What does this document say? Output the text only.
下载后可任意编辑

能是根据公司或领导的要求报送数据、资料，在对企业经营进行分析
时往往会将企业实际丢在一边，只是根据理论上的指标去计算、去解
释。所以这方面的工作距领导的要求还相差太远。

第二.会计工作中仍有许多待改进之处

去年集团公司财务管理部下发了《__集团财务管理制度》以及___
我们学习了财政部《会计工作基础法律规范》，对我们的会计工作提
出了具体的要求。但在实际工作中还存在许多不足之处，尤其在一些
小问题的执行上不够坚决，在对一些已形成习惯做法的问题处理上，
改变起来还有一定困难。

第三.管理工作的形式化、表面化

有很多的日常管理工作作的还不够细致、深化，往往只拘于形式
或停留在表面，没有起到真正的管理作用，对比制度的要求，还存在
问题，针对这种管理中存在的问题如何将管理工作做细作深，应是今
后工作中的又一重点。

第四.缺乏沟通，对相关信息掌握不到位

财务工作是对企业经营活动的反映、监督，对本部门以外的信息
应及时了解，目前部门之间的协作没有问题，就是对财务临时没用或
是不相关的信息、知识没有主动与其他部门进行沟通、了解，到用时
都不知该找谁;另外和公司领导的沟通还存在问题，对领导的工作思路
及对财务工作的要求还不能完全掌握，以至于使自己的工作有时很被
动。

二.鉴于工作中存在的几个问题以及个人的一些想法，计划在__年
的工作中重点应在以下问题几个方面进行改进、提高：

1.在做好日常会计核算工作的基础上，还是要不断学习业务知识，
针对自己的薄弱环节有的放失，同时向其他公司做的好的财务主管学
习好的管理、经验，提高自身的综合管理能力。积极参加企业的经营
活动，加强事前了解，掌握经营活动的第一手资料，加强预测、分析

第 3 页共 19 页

════════

Transcribe the material above word for word.

What does this document say? Output the text only.
下载后可任意编辑

能是根据公司或领导的要求报送数据、资料，在对企业经营进行分析
时往往会将企业实际丢在一边，只是根据理论上的指标去计算、去解
释。所以这方面的工作距领导的要求还相差太远。

第二.会计工作中仍有许多待改进之处

去年集团公司财务管理部下发了《__集团财务管理制度》以及___
我们学习了财政部《会计工作基础法律规范》，对我们的会计工作提
出了具体的要求。但在实际工作中还存在许多不足之处，尤其在一些
小问题的执行上不够坚决，在对一些已形成习惯做法的问题处理上，
改变起来还有一定困难。

第三.管理工作的形式化、表面化

有很多的日常管理工作作的还不够细致、深化，往往只拘于形式
或停留在表面，没有起到真正的管理作用，对比制度的要求，还存在
问题，针对这种管理中存在的问题如何将管理工作做细作深，应是今
后工作中的又一重点。

第四.缺乏沟通，对相关信息掌握不到位

财务工作是对企业经营活动的反映、监督，对本部门以外的信息
应及时了解，目前部门之间的协作没有问题，就是对财务临时没用或
是不相关的信息、知识没有主动与其他部门进行沟通、了解，到用时
都不知该找谁;另外和公司领导的沟通还存在问题，对领导的工作思路
及对财务工作的要求还不能完全掌握，以至于使自己的工作有时很被
动。

二.鉴于工作中存在的几个问题以及个人的一些想法，计划在__年
的工作中重点应在以下问题几个方面进行改进、提高：

1.在做好日常会计核算工作的基础上，还是要不断学习业务知识，
针对自己的薄弱环节有的放失，同时向其他公司做的好的财务主管学
习好的管理、经验，提高自身的综合管理能力。积极参加企业的经营
活动，加强事前了解，掌握经营活动的第一手资料，加强预测、分析

第 3 页共 19 页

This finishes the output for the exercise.